> Goal of the exercise
Copy the lines from the line with "- product-type-label-2: Enchufes" to the line with "- spain-title-1: Top", renaming "feature-bar" to "feature-meter" and leaving everything else unchanged.

--- Given entries ---

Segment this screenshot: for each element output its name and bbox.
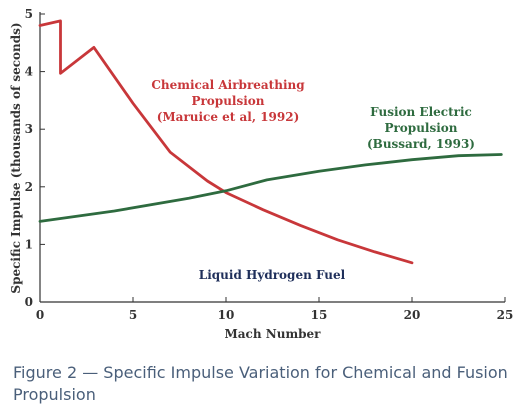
chemical-annotation-line: (Maruice et al, 1992) — [157, 110, 300, 124]
chemical-annotation-line: Chemical Airbreathing — [151, 78, 305, 92]
x-tick-label: 20 — [404, 308, 421, 322]
y-tick-label: 2 — [25, 180, 33, 194]
x-axis-label: Mach Number — [224, 327, 321, 341]
x-tick-label: 15 — [311, 308, 328, 322]
y-tick-label: 3 — [25, 122, 33, 136]
y-tick-label: 0 — [25, 295, 33, 309]
fusion-electric-line — [38, 153, 503, 223]
fuel-annotation: Liquid Hydrogen Fuel — [199, 268, 346, 282]
chemical-airbreathing-line — [38, 19, 414, 265]
fusion-annotation-line: Propulsion — [384, 121, 457, 135]
x-tick-label: 5 — [129, 308, 137, 322]
chemical-annotation-line: Propulsion — [191, 94, 264, 108]
y-axis-label: Specific Impulse (thousands of seconds) — [9, 22, 23, 293]
fusion-annotation-line: (Bussard, 1993) — [367, 137, 475, 151]
y-tick-label: 5 — [25, 7, 33, 21]
x-tick-label: 0 — [36, 308, 44, 322]
figure-caption: Figure 2 — Specific Impulse Variation fo… — [13, 363, 508, 404]
y-tick-label: 4 — [25, 65, 33, 79]
x-tick-label: 10 — [218, 308, 235, 322]
x-tick-label: 25 — [497, 308, 514, 322]
y-tick-label: 1 — [25, 237, 33, 251]
fusion-annotation-line: Fusion Electric — [370, 105, 472, 119]
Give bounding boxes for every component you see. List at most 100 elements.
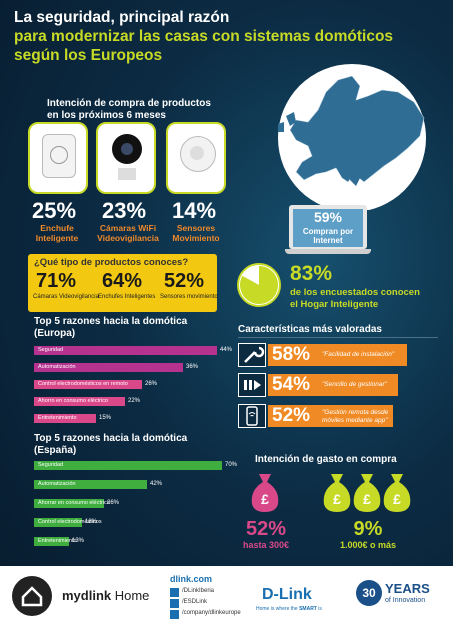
- product-type-label-2: Enchufes Inteligentes: [98, 294, 156, 300]
- europe-bar-4: Ahorro en consumo eléctrico: [34, 397, 125, 406]
- product-types-box: ¿Qué tipo de productos conoces? 71% Cáma…: [28, 254, 218, 312]
- europe-bar-1: Seguridad: [34, 346, 217, 355]
- europe-bar-value-3: 26%: [145, 381, 158, 387]
- money-bag-green-icon-3: £: [380, 470, 414, 514]
- wifi-camera-image: [96, 122, 156, 194]
- camera-label-1: Cámaras WiFi: [99, 223, 157, 233]
- internet-label-1: Compran por: [302, 227, 354, 236]
- feature-pct-1: 58%: [272, 344, 311, 365]
- camera-pct: 23%: [102, 198, 147, 223]
- feature-bar-1: [268, 344, 407, 366]
- europe-title-2: (Europa): [34, 328, 76, 339]
- smart-home-text-1: de los encuestados conocen: [290, 287, 420, 298]
- feature-pct-2: 54%: [272, 374, 311, 395]
- years-badge: 30: [356, 580, 382, 606]
- europe-title-1: Top 5 razones hacia la domótica: [34, 316, 188, 327]
- product-types-title: ¿Qué tipo de productos conoces?: [34, 257, 189, 268]
- purchase-heading-2: en los próximos 6 meses: [47, 110, 166, 121]
- purchase-heading-1: Intención de compra de productos: [47, 98, 211, 109]
- spain-bar-value-5: 13%: [72, 538, 85, 544]
- feature-text-3: "Gestión remota desde móviles mediante a…: [322, 409, 404, 425]
- europe-bar-3: Control electrodomésticos en remoto: [34, 380, 142, 389]
- twitter-icon: [170, 599, 179, 608]
- spain-bar-value-1: 70%: [225, 462, 238, 468]
- europe-map-graphic: [278, 64, 426, 212]
- laptop-graphic: [285, 205, 371, 255]
- feature-bar-2: [268, 374, 398, 396]
- linkedin-icon: [170, 610, 179, 619]
- dlink-tagline: Home is where the SMART is: [256, 606, 322, 612]
- svg-text:£: £: [393, 491, 401, 507]
- title-line-3: según los Europeos: [14, 47, 163, 64]
- plug-pct: 25%: [32, 198, 77, 223]
- features-divider: [238, 337, 438, 338]
- facebook-icon: [170, 588, 179, 597]
- spain-title-1: Top 5 razones hacia la domótica: [34, 433, 188, 444]
- feature-pct-3: 52%: [272, 405, 311, 426]
- europe-bar-2: Automatización: [34, 363, 183, 372]
- camera-label-2: Videovigilancia: [97, 233, 159, 243]
- features-title: Características más valoradas: [238, 324, 382, 335]
- spain-bar-3: Ahorrar en consumo eléctrico: [34, 499, 110, 508]
- footer: mydlink Home dlink.com /DLinkIberia /ESD…: [0, 566, 453, 640]
- mydlink-brand: mydlink Home: [62, 588, 149, 603]
- spain-bar-2: Automatización: [34, 480, 147, 489]
- money-bag-pink-icon: £: [248, 470, 282, 514]
- product-type-label-1: Cámaras Videovigilancia: [33, 294, 99, 300]
- spain-bar-value-3: 26%: [107, 500, 120, 506]
- svg-text:£: £: [333, 491, 341, 507]
- spending-pct-1: 52%: [245, 518, 287, 540]
- smart-home-pct: 83%: [290, 262, 333, 285]
- spending-title: Intención de gasto en compra: [255, 454, 397, 465]
- spending-label-2: 1.000€ o más: [339, 540, 397, 550]
- play-pause-icon: [238, 373, 266, 397]
- social-link-2[interactable]: /ESDLink: [182, 599, 208, 605]
- spain-bar-4: Control electrodomésticos: [34, 518, 102, 527]
- spain-bar-chart: Seguridad 70% Automatización 42% Ahorrar en …: [34, 461, 238, 555]
- spain-bar-5: Entretenimiento: [34, 537, 77, 546]
- spain-bar-value-2: 42%: [150, 481, 163, 487]
- spending-pct-2: 9%: [353, 518, 383, 540]
- internet-pct: 59%: [313, 209, 343, 225]
- site-link[interactable]: dlink.com: [170, 574, 213, 584]
- europe-bar-5: Entretenimiento: [34, 414, 96, 423]
- feature-text-2: "Sencillo de gestionar": [322, 381, 387, 388]
- years-sub: of Innovation: [385, 597, 426, 604]
- sensor-label-2: Movimiento: [172, 233, 220, 243]
- money-bag-green-icon-1: £: [320, 470, 354, 514]
- feature-text-3-line-2: móviles mediante app": [322, 417, 388, 424]
- product-type-pct-2: 64%: [102, 270, 143, 292]
- europe-bar-value-5: 15%: [99, 415, 112, 421]
- mydlink-brand-rest: Home: [111, 588, 150, 603]
- smart-home-pie: [236, 262, 282, 308]
- title-line-1: La seguridad, principal razón: [14, 9, 230, 26]
- smart-home-text-2: el Hogar Inteligente: [290, 299, 379, 310]
- page-title: La seguridad, principal razón para moder…: [14, 8, 444, 65]
- product-type-pct-1: 71%: [36, 270, 77, 292]
- product-type-pct-3: 52%: [164, 270, 205, 292]
- mydlink-brand-bold: mydlink: [62, 588, 112, 603]
- spending-label-1: hasta 300€: [242, 540, 290, 550]
- spain-bar-1: Seguridad: [34, 461, 222, 470]
- europe-bar-value-1: 44%: [220, 347, 233, 353]
- svg-text:£: £: [363, 491, 371, 507]
- europe-bar-chart: Seguridad 44% Automatización 36% Control ele…: [34, 346, 234, 426]
- europe-bar-value-4: 22%: [128, 398, 141, 404]
- product-type-label-3: Sensores movimiento: [160, 294, 218, 300]
- feature-text-1: "Facilidad de instalación": [322, 351, 395, 358]
- social-link-1[interactable]: /DLinkIberia: [182, 588, 215, 594]
- phone-wifi-icon: [238, 404, 266, 428]
- motion-sensor-image: [166, 122, 226, 194]
- sensor-pct: 14%: [172, 198, 217, 223]
- pie-chart-icon: [237, 263, 281, 307]
- spain-title-2: (España): [34, 445, 77, 456]
- plug-label-2: Inteligente: [35, 233, 79, 243]
- europe-bar-value-2: 36%: [186, 364, 199, 370]
- currency-symbol: £: [261, 491, 269, 507]
- years-word: YEARS: [385, 581, 430, 596]
- social-link-3[interactable]: /company/dlinkeurope: [182, 610, 241, 616]
- feature-text-3-line-1: "Gestión remota desde: [322, 409, 389, 416]
- internet-label-2: Internet: [313, 236, 343, 245]
- europe-map: [256, 62, 448, 212]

---

> Solution for this problem
- product-type-label-2: Enchufes Inteligentes: [98, 294, 156, 300]
- europe-bar-4: Ahorro en consumo eléctrico: [34, 397, 125, 406]
- product-types-box: ¿Qué tipo de productos conoces? 71% Cáma…: [28, 254, 218, 312]
- europe-bar-1: Seguridad: [34, 346, 217, 355]
- europe-bar-value-3: 26%: [145, 381, 158, 387]
- money-bag-green-icon-3: £: [380, 470, 414, 514]
- wifi-camera-image: [96, 122, 156, 194]
- camera-label-1: Cámaras WiFi: [99, 223, 157, 233]
- internet-label-1: Compran por: [302, 227, 354, 236]
- feature-pct-1: 58%: [272, 344, 311, 365]
- camera-pct: 23%: [102, 198, 147, 223]
- feature-meter-1: [268, 344, 407, 366]
- europe-title-2: (Europa): [34, 328, 76, 339]
- smart-home-text-1: de los encuestados conocen: [290, 287, 420, 298]
- feature-pct-2: 54%: [272, 374, 311, 395]
- years-badge: 30: [356, 580, 382, 606]
- europe-title-1: Top 5 razones hacia la domótica: [34, 316, 188, 327]
- product-types-title: ¿Qué tipo de productos conoces?: [34, 257, 189, 268]
- purchase-heading-2: en los próximos 6 meses: [47, 110, 166, 121]
- purchase-heading-1: Intención de compra de productos: [47, 98, 211, 109]
- spain-bar-value-5: 13%: [72, 538, 85, 544]
- feature-text-3: "Gestión remota desde móviles mediante a…: [322, 409, 404, 425]
- europe-bar-3: Control electrodomésticos en remoto: [34, 380, 142, 389]
- twitter-icon: [170, 599, 179, 608]
- spain-bar-value-1: 70%: [225, 462, 238, 468]
- europe-map-graphic: [278, 64, 426, 212]
- laptop-graphic: [285, 205, 371, 255]
- feature-meter-2: [268, 374, 398, 396]
- linkedin-icon: [170, 610, 179, 619]
- dlink-tagline: Home is where the SMART is: [256, 606, 322, 612]
- svg-text:£: £: [393, 491, 401, 507]
- title-line-3: según los Europeos: [14, 47, 163, 64]
- plug-pct: 25%: [32, 198, 77, 223]
- features-divider: [238, 337, 438, 338]
- facebook-icon: [170, 588, 179, 597]
- spain-title-1: Top 5 razones hacia la domótica: [34, 433, 188, 444]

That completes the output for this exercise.